--- start ---

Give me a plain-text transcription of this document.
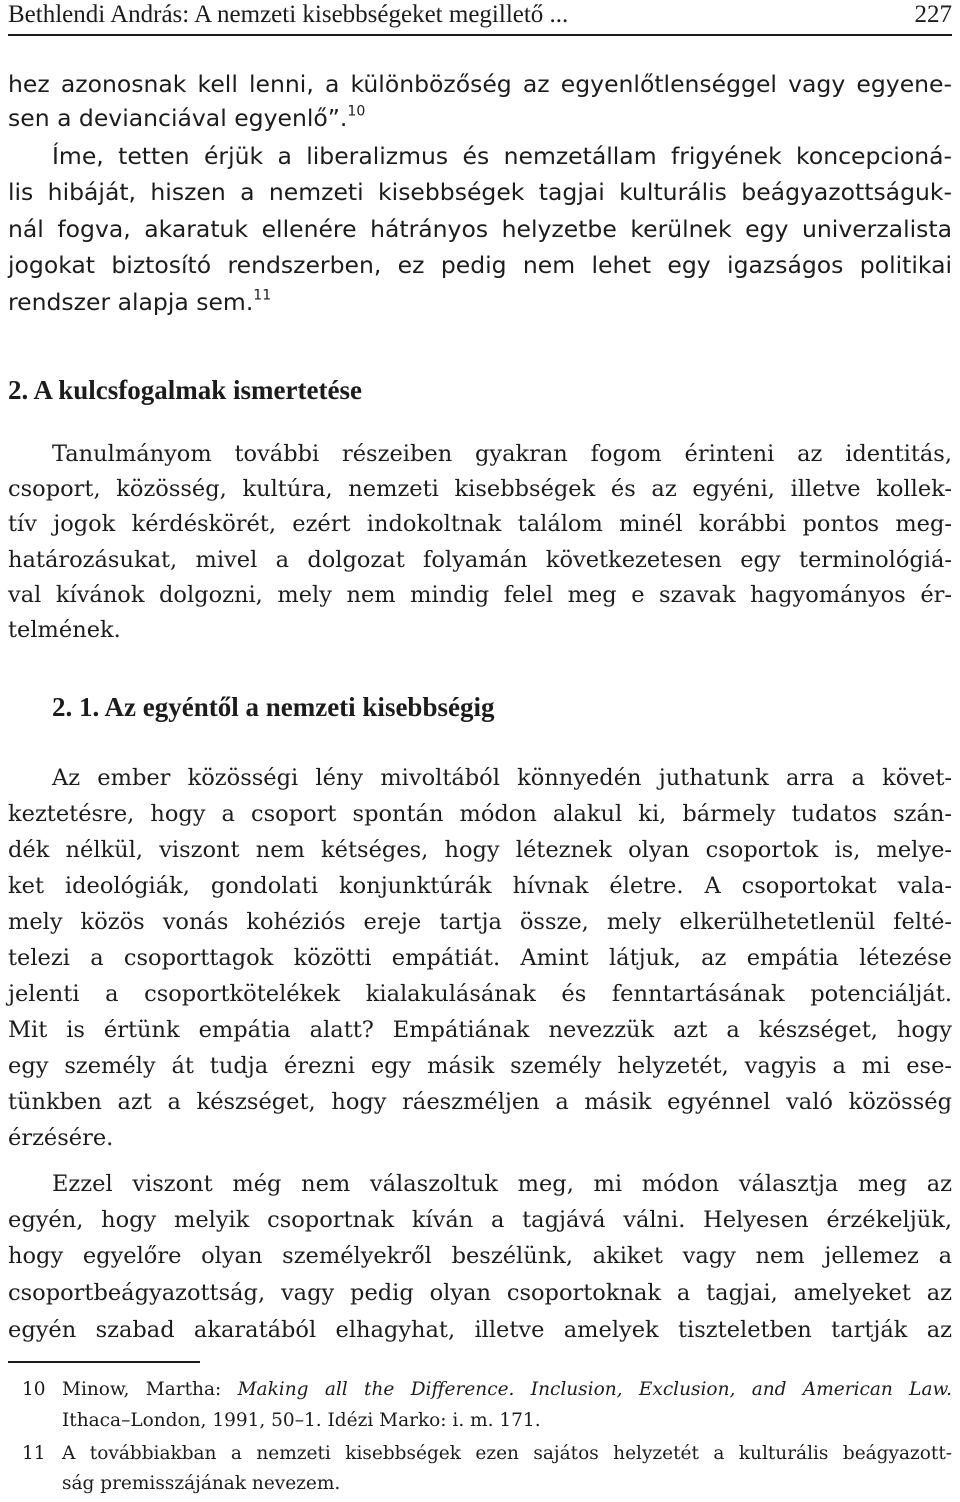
Bethlendi András: A nemzeti kisebbségeket megillető ...	227
hez azonosnak kell lenni, a különbözőség az egyenlőtlenséggel vagy egyene-
sen a devianciával egyenlő”.$^{10}$
Íme, tetten érjük a liberalizmus és nemzetállam frigyének koncepcioná-
lis hibáját, hiszen a nemzeti kisebbségek tagjai kulturális beágyazottságuk-
nál fogva, akaratuk ellenére hátrányos helyzetbe kerülnek egy univerzalista
jogokat biztosító rendszerben, ez pedig nem lehet egy igazságos politikai
rendszer alapja sem.$^{11}$
2. A kulcsfogalmak ismertetése
Tanulmányom további részeiben gyakran fogom érinteni az identitás,
csoport, közösség, kultúra, nemzeti kisebbségek és az egyéni, illetve kollek-
tív jogok kérdéskörét, ezért indokoltnak találom minél korábbi pontos meg-
határozásukat, mivel a dolgozat folyamán következetesen egy terminológiá-
val kívánok dolgozni, mely nem mindig felel meg e szavak hagyományos ér-
telmének.
2. 1. Az egyéntől a nemzeti kisebbségig
Az ember közösségi lény mivoltából könnyedén juthatunk arra a követ-
keztetésre, hogy a csoport spontán módon alakul ki, bármely tudatos szán-
dék nélkül, viszont nem kétséges, hogy léteznek olyan csoportok is, melye-
ket ideológiák, gondolati konjunktúrák hívnak életre. A csoportokat vala-
mely közös vonás kohéziós ereje tartja össze, mely elkerülhetetlenül felté-
telezi a csoporttagok közötti empátiát. Amint látjuk, az empátia létezése
jelenti a csoportkötelékek kialakulásának és fenntartásának potenciálját.
Mit is értünk empátia alatt? Empátiának nevezzük azt a készséget, hogy
egy személy át tudja érezni egy másik személy helyzetét, vagyis a mi ese-
tünkben azt a készséget, hogy ráeszméljen a másik egyénnel való közösség
érzésére.
Ezzel viszont még nem válaszoltuk meg, mi módon választja meg az
egyén, hogy melyik csoportnak kíván a tagjává válni. Helyesen érzékeljük,
hogy egyelőre olyan személyekről beszélünk, akiket vagy nem jellemez a
csoportbeágyazottság, vagy pedig olyan csoportoknak a tagjai, amelyeket az
egyén szabad akaratából elhagyhat, illetve amelyek tiszteletben tartják az
10 Minow, Martha: Making all the Difference. Inclusion, Exclusion, and American Law.
Ithaca–London, 1991, 50–1. Idézi Marko: i. m. 171.
11 A továbbiakban a nemzeti kisebbségek ezen sajátos helyzetét a kulturális beágyazott-
ság premisszájának nevezem.
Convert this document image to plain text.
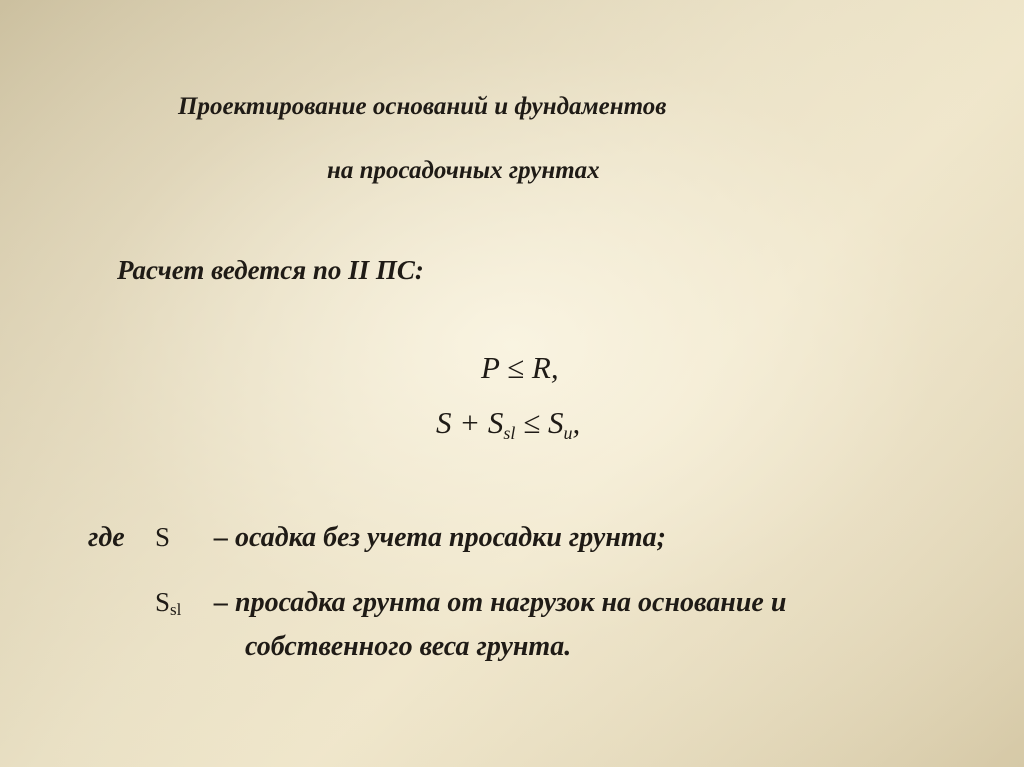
Проектирование оснований и фундаментов
на просадочных грунтах
Расчет ведется по II ПС:
P ≤ R,
$S + S_{sl} \le S_u$,
где S – осадка без учета просадки грунта;
$S_{sl}$ – просадка грунта от нагрузок на основание и
собственного веса грунта.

--- end ---

§ Description of the task: Without including the pictures, reproduce all entries exactly.

§ Solution below:
Give me a plain-text transcription of this document.
Bethlendi András: A nemzeti kisebbségeket megillető ...	227
hez azonosnak kell lenni, a különbözőség az egyenlőtlenséggel vagy egyene-
sen a devianciával egyenlő”.$^{10}$
Íme, tetten érjük a liberalizmus és nemzetállam frigyének koncepcioná-
lis hibáját, hiszen a nemzeti kisebbségek tagjai kulturális beágyazottságuk-
nál fogva, akaratuk ellenére hátrányos helyzetbe kerülnek egy univerzalista
jogokat biztosító rendszerben, ez pedig nem lehet egy igazságos politikai
rendszer alapja sem.$^{11}$
2. A kulcsfogalmak ismertetése
Tanulmányom további részeiben gyakran fogom érinteni az identitás,
csoport, közösség, kultúra, nemzeti kisebbségek és az egyéni, illetve kollek-
tív jogok kérdéskörét, ezért indokoltnak találom minél korábbi pontos meg-
határozásukat, mivel a dolgozat folyamán következetesen egy terminológiá-
val kívánok dolgozni, mely nem mindig felel meg e szavak hagyományos ér-
telmének.
2. 1. Az egyéntől a nemzeti kisebbségig
Az ember közösségi lény mivoltából könnyedén juthatunk arra a követ-
keztetésre, hogy a csoport spontán módon alakul ki, bármely tudatos szán-
dék nélkül, viszont nem kétséges, hogy léteznek olyan csoportok is, melye-
ket ideológiák, gondolati konjunktúrák hívnak életre. A csoportokat vala-
mely közös vonás kohéziós ereje tartja össze, mely elkerülhetetlenül felté-
telezi a csoporttagok közötti empátiát. Amint látjuk, az empátia létezése
jelenti a csoportkötelékek kialakulásának és fenntartásának potenciálját.
Mit is értünk empátia alatt? Empátiának nevezzük azt a készséget, hogy
egy személy át tudja érezni egy másik személy helyzetét, vagyis a mi ese-
tünkben azt a készséget, hogy ráeszméljen a másik egyénnel való közösség
érzésére.
Ezzel viszont még nem válaszoltuk meg, mi módon választja meg az
egyén, hogy melyik csoportnak kíván a tagjává válni. Helyesen érzékeljük,
hogy egyelőre olyan személyekről beszélünk, akiket vagy nem jellemez a
csoportbeágyazottság, vagy pedig olyan csoportoknak a tagjai, amelyeket az
egyén szabad akaratából elhagyhat, illetve amelyek tiszteletben tartják az
10 Minow, Martha: Making all the Difference. Inclusion, Exclusion, and American Law.
Ithaca–London, 1991, 50–1. Idézi Marko: i. m. 171.
11 A továbbiakban a nemzeti kisebbségek ezen sajátos helyzetét a kulturális beágyazott-
ság premisszájának nevezem.
Convert this document image to plain text.
Проектирование оснований и фундаментов
на просадочных грунтах
Расчет ведется по II ПС:
P ≤ R,
$S + S_{sl} \le S_u$,
где S – осадка без учета просадки грунта;
$S_{sl}$ – просадка грунта от нагрузок на основание и
собственного веса грунта.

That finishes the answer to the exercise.